Exercise directions
Copy the data that follows exactly. Include no pictures.

Available records

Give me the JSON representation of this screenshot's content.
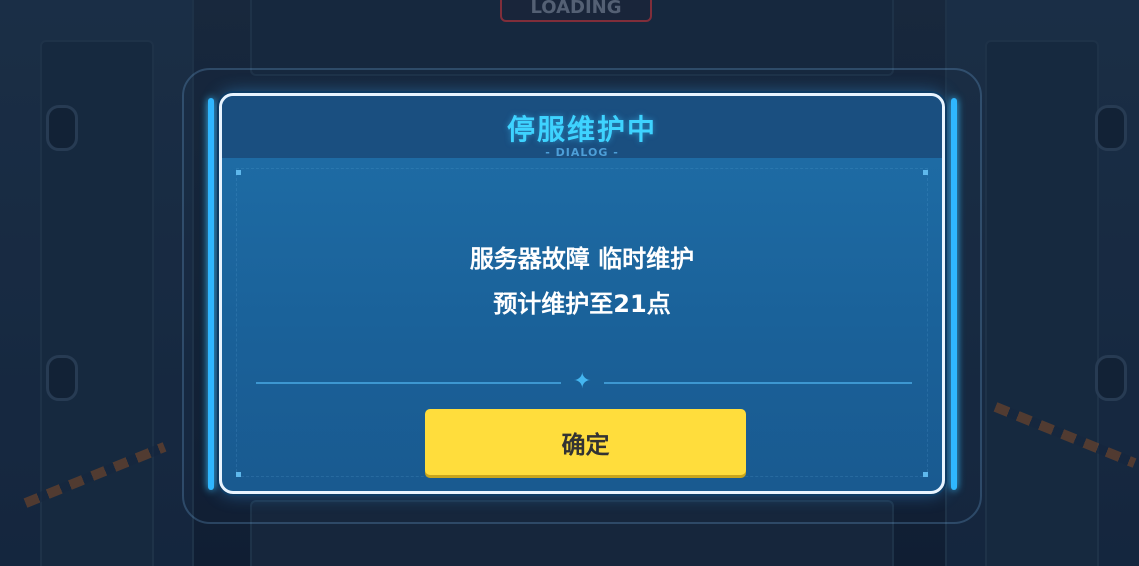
{
  "background": {
    "sign_text": "LOADING"
  },
  "dialog": {
    "title": "停服维护中",
    "subtitle": "- DIALOG -",
    "message_line1": "服务器故障 临时维护",
    "message_line2": "预计维护至21点",
    "confirm_label": "确定"
  },
  "colors": {
    "accent": "#3ed3ff",
    "button": "#ffdd3c",
    "panel": "#1a6199"
  },
  "icons": {
    "divider_ornament": "sparkle-icon",
    "background_alert": "exclamation-icon"
  }
}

Task answer
Give me the JSON representation of this screenshot's content.
{
  "background": {
    "sign_text": "LOADING"
  },
  "dialog": {
    "title": "停服维护中",
    "subtitle": "- DIALOG -",
    "message_line1": "服务器故障 临时维护",
    "message_line2": "预计维护至21点",
    "confirm_label": "确定"
  },
  "colors": {
    "accent": "#3ed3ff",
    "button": "#ffdd3c",
    "panel": "#1a6199"
  },
  "icons": {
    "divider_ornament": "sparkle-icon",
    "background_alert": "exclamation-icon"
  }
}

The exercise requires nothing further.